# Texto extraído
○ ○ ○

Voltarei com mais tempo para comentar como merecem.
Desejo um excelente fim de semana para todos!
Abraços
Gil
Belíssimo "inverno"...
Beijinhos*
Passeando devagar pelas palavras, sem medo de chuva ou vento ou relâmpagos.Apenas conta o presente.
Um Inverno de contentamento em amor e poesia.
Descobertas com que traduzimos versões de corpos em almas.
Bj
Mar Arável
Há quem diga que os invernos são mais autênticos pela fúria dos ventos e das marés. Também nós por dentro temos essa força da natureza agreste que nem sempre floresce mas que é paixão.
Abraço
Como eu gostei deste inverno...
Um beijo.
Por aqui passei, e me deixei estar por um tempo.
E não houve nada, de que não tivesse gostado.
Gostei de tudo o que esse tempo me permitiu "estar".
Abraço
Mar Arável
Eis um texto que só exalta tão eloquentemente o amor porque domina a palavra e as suas nuances com o brilhantismo que apoesia confere.
(Apreciação meramente técnica)
A edição está divinal porque chega ao ponto de «aconchegar» nas mãos essa torrente emocional de que se faz editar.
Muitíssimo bom.
Saudações
É sempre um prazer passar por aqui !

○ ○ ○

# Conteúdo dos dados
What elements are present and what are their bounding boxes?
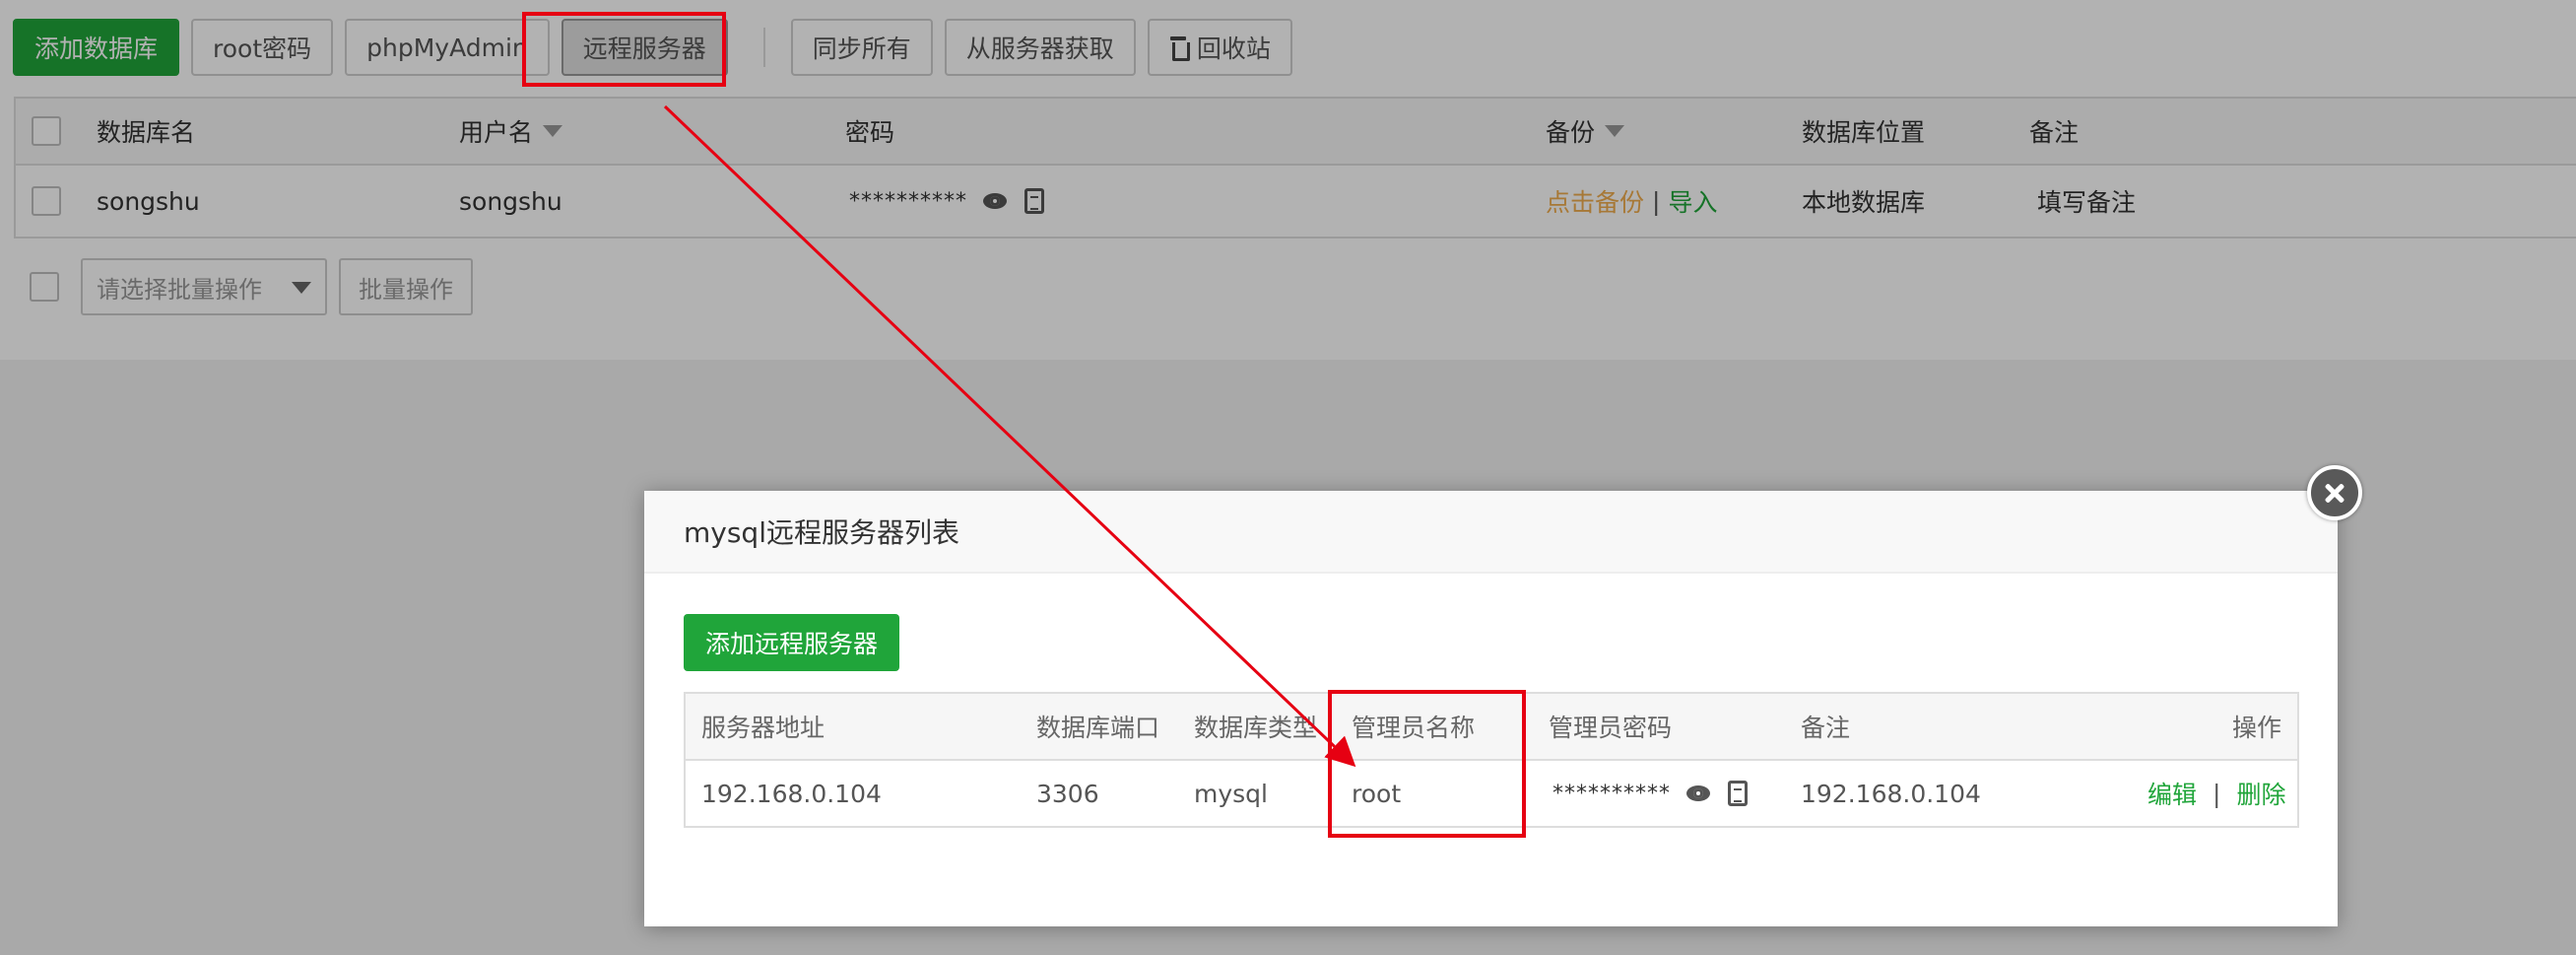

○ ○ ○

# Objetivo
Responda às perguntas abaixo com base nos comentários do texto extraído.
1. Que nome assina o comentário que deseja um excelente fim de semana para todos?
2. Segundo o comentário que começa com "Há quem diga", o que torna os invernos mais autênticos?
3. Que adjetivo o comentário marcado como "(Apreciação meramente técnica)" usa para qualificar a edição?

# Resultado da tarefa
1. Gil.
2. A fúria dos ventos e das marés.
3. Divinal.